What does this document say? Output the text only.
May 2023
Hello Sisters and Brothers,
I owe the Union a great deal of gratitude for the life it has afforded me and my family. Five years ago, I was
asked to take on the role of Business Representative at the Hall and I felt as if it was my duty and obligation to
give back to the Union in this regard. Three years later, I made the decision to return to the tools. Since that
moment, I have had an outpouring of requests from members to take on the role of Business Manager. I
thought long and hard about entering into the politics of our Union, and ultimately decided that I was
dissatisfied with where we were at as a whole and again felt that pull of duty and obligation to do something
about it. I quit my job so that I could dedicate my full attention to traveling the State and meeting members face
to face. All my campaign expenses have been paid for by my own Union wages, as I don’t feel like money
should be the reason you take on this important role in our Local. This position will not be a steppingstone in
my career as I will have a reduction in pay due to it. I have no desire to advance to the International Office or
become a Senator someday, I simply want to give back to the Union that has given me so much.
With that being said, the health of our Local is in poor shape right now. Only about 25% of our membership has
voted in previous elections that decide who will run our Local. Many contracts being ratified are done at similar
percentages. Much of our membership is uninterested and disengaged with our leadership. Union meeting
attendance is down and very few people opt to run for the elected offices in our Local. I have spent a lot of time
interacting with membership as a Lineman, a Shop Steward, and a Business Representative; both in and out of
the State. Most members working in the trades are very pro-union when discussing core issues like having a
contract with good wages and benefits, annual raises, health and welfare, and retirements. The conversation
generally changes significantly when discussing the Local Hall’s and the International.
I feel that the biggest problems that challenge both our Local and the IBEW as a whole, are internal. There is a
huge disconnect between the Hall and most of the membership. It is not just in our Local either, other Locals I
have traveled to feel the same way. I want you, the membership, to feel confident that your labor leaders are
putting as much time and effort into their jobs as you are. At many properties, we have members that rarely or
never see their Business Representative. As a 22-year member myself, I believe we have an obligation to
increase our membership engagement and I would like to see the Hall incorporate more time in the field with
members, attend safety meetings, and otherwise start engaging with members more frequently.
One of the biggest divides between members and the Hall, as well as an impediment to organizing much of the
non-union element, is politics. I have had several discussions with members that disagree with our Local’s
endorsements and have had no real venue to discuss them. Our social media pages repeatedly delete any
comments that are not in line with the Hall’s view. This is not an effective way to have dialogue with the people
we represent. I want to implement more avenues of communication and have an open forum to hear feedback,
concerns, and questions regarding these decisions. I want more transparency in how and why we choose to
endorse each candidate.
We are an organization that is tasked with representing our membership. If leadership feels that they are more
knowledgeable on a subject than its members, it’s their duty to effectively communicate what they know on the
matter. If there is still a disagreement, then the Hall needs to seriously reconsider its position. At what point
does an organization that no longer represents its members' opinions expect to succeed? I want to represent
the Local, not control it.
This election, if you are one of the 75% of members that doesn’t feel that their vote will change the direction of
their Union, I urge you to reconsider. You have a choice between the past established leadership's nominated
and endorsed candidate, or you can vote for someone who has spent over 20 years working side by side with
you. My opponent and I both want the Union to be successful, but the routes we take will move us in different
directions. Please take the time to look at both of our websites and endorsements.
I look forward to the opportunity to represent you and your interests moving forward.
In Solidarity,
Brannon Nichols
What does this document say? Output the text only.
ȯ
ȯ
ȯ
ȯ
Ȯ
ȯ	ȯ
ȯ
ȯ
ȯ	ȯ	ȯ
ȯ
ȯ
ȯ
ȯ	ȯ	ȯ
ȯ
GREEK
= = = =
**EXERCISE TASK:**
Count up the lines in the listing that hold the word "Business", and give that number only.

**ANSWER FOR THIS EXERCISE:**
4